*Goal of the exercise*: Find the number of lines containing the string "Microsoft" in the data. Answer with the number by itself.

--- START Material for this exercise ---

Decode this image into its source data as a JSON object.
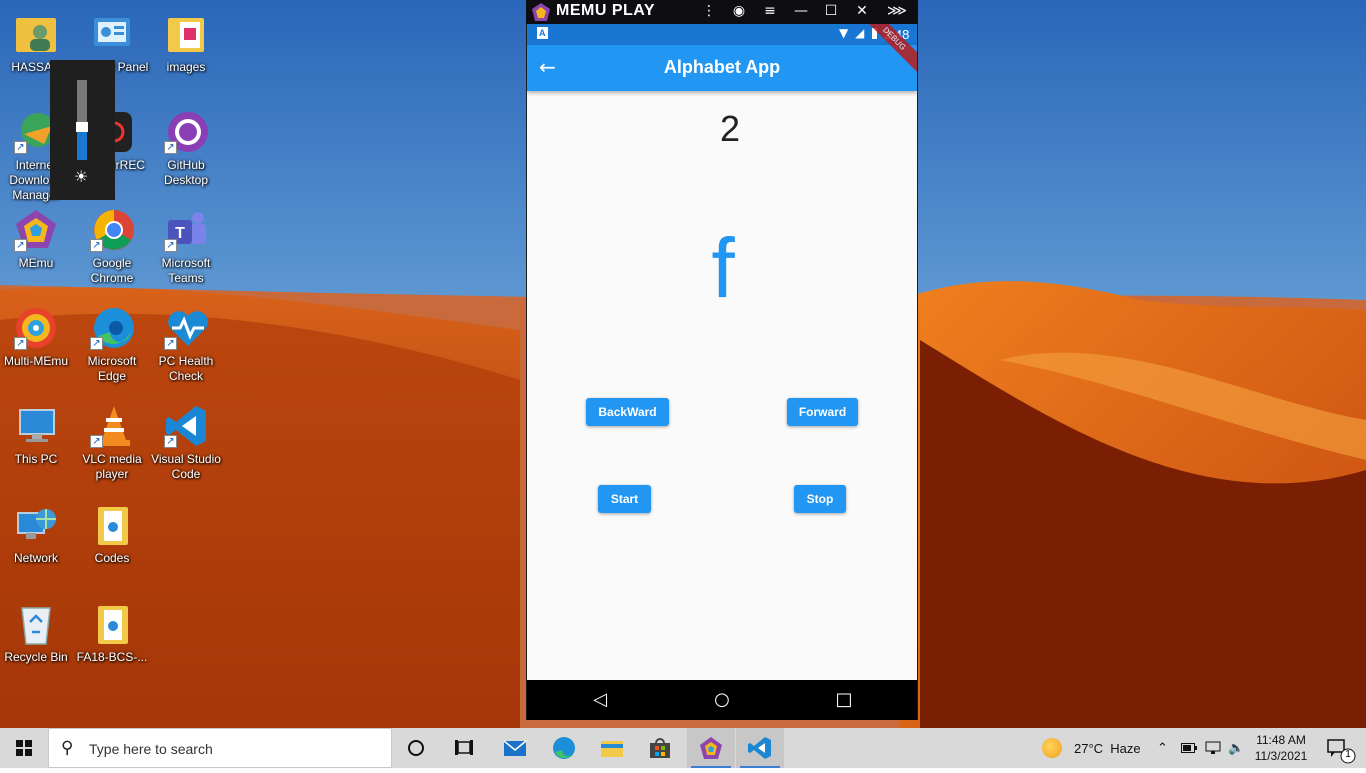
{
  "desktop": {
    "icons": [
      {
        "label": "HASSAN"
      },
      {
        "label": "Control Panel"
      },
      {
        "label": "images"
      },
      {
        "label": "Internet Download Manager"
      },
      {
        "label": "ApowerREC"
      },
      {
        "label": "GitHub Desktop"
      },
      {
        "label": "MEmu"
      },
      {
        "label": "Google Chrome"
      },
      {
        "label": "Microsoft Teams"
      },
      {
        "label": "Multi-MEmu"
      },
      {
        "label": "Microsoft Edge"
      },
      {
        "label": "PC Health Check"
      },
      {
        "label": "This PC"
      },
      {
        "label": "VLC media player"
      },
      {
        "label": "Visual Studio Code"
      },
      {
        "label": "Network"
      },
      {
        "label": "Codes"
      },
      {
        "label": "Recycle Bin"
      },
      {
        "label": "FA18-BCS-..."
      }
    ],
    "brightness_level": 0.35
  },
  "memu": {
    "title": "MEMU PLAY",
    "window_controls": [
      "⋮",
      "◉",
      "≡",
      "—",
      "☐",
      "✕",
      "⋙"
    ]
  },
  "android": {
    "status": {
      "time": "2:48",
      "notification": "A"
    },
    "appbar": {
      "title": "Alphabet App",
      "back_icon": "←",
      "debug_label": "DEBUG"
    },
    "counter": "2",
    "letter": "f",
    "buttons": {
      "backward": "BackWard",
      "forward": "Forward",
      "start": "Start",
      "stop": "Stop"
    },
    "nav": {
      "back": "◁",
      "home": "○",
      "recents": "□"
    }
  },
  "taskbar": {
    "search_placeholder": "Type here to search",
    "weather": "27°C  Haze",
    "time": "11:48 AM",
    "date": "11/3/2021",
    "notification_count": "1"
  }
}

--- END Material for this exercise ---

*Correct output*: 2